- [Written instruction]:
Nothing in the data should change when you return it, but leave the pictures out.

════════════════

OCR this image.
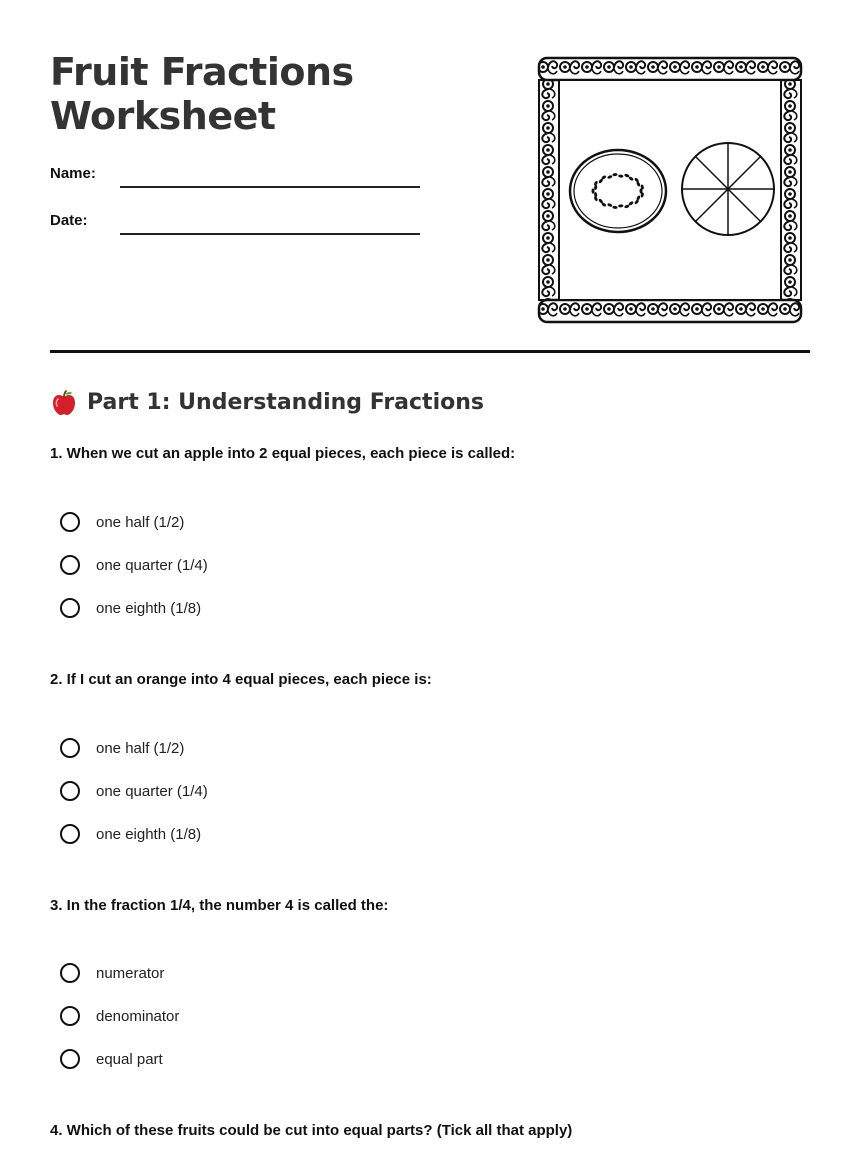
Fruit Fractions
Worksheet
Name:
Date:
Part 1: Understanding Fractions
1. When we cut an apple into 2 equal pieces, each piece is called:
one half (1/2)
one quarter (1/4)
one eighth (1/8)
2. If I cut an orange into 4 equal pieces, each piece is:
one half (1/2)
one quarter (1/4)
one eighth (1/8)
3. In the fraction 1/4, the number 4 is called the:
numerator
denominator
equal part
4. Which of these fruits could be cut into equal parts? (Tick all that apply)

════════════════

- [Exercise output]:
OCR this image.
Fruit Fractions
Worksheet
Name:
Date:
Part 1: Understanding Fractions
1. When we cut an apple into 2 equal pieces, each piece is called:
one half (1/2)
one quarter (1/4)
one eighth (1/8)
2. If I cut an orange into 4 equal pieces, each piece is:
one half (1/2)
one quarter (1/4)
one eighth (1/8)
3. In the fraction 1/4, the number 4 is called the:
numerator
denominator
equal part
4. Which of these fruits could be cut into equal parts? (Tick all that apply)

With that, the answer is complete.